Directions:
Print each line exactly as it is given.

Extracted data:
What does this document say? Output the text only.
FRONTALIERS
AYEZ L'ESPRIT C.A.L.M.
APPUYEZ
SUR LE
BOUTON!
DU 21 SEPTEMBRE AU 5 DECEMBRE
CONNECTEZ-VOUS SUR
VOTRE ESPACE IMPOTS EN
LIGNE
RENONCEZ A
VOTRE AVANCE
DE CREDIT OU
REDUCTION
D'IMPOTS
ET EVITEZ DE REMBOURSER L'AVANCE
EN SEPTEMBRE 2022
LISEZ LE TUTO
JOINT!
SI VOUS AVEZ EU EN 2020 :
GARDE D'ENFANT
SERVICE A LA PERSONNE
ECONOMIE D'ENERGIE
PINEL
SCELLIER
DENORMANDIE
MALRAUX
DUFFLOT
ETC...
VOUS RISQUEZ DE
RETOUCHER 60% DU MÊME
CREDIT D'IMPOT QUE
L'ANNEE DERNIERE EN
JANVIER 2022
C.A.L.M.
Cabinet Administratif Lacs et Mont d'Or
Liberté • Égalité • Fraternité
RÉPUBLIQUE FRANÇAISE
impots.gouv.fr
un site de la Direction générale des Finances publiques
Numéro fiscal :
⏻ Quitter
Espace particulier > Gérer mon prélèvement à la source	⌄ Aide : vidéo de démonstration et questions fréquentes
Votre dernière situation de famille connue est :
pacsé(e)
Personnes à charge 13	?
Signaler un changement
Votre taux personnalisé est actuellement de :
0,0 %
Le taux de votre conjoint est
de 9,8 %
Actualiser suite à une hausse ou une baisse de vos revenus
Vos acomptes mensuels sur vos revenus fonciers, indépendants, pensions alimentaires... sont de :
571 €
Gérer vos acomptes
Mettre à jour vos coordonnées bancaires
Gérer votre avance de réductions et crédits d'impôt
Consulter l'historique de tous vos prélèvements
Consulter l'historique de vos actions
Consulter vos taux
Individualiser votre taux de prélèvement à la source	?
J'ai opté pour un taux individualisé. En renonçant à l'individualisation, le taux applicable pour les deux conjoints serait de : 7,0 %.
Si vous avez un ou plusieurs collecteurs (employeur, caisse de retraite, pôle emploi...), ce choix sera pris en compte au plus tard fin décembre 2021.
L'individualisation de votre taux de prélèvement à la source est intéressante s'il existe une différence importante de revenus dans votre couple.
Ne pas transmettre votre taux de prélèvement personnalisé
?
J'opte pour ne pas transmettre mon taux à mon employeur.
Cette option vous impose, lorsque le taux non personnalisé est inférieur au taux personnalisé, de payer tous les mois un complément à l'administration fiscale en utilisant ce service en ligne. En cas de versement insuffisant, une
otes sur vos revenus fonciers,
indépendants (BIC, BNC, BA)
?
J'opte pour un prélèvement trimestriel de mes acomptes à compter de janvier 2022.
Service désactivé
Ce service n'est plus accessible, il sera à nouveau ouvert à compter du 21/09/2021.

Completed exercise:
What does this document say? Output the text only.
FRONTALIERS
AYEZ L'ESPRIT C.A.L.M.
APPUYEZ
SUR LE
BOUTON!
DU 21 SEPTEMBRE AU 5 DECEMBRE
CONNECTEZ-VOUS SUR
VOTRE ESPACE IMPOTS EN
LIGNE
RENONCEZ A
VOTRE AVANCE
DE CREDIT OU
REDUCTION
D'IMPOTS
ET EVITEZ DE REMBOURSER L'AVANCE
EN SEPTEMBRE 2022
LISEZ LE TUTO
JOINT!
SI VOUS AVEZ EU EN 2020 :
GARDE D'ENFANT
SERVICE A LA PERSONNE
ECONOMIE D'ENERGIE
PINEL
SCELLIER
DENORMANDIE
MALRAUX
DUFFLOT
ETC...
VOUS RISQUEZ DE
RETOUCHER 60% DU MÊME
CREDIT D'IMPOT QUE
L'ANNEE DERNIERE EN
JANVIER 2022
C.A.L.M.
Cabinet Administratif Lacs et Mont d'Or
Liberté • Égalité • Fraternité
RÉPUBLIQUE FRANÇAISE
impots.gouv.fr
un site de la Direction générale des Finances publiques
Numéro fiscal :
⏻ Quitter
Espace particulier > Gérer mon prélèvement à la source	⌄ Aide : vidéo de démonstration et questions fréquentes
Votre dernière situation de famille connue est :
pacsé(e)
Personnes à charge 13	?
Signaler un changement
Votre taux personnalisé est actuellement de :
0,0 %
Le taux de votre conjoint est
de 9,8 %
Actualiser suite à une hausse ou une baisse de vos revenus
Vos acomptes mensuels sur vos revenus fonciers, indépendants, pensions alimentaires... sont de :
571 €
Gérer vos acomptes
Mettre à jour vos coordonnées bancaires
Gérer votre avance de réductions et crédits d'impôt
Consulter l'historique de tous vos prélèvements
Consulter l'historique de vos actions
Consulter vos taux
Individualiser votre taux de prélèvement à la source	?
J'ai opté pour un taux individualisé. En renonçant à l'individualisation, le taux applicable pour les deux conjoints serait de : 7,0 %.
Si vous avez un ou plusieurs collecteurs (employeur, caisse de retraite, pôle emploi...), ce choix sera pris en compte au plus tard fin décembre 2021.
L'individualisation de votre taux de prélèvement à la source est intéressante s'il existe une différence importante de revenus dans votre couple.
Ne pas transmettre votre taux de prélèvement personnalisé
?
J'opte pour ne pas transmettre mon taux à mon employeur.
Cette option vous impose, lorsque le taux non personnalisé est inférieur au taux personnalisé, de payer tous les mois un complément à l'administration fiscale en utilisant ce service en ligne. En cas de versement insuffisant, une
otes sur vos revenus fonciers,
indépendants (BIC, BNC, BA)
?
J'opte pour un prélèvement trimestriel de mes acomptes à compter de janvier 2022.
Service désactivé
Ce service n'est plus accessible, il sera à nouveau ouvert à compter du 21/09/2021.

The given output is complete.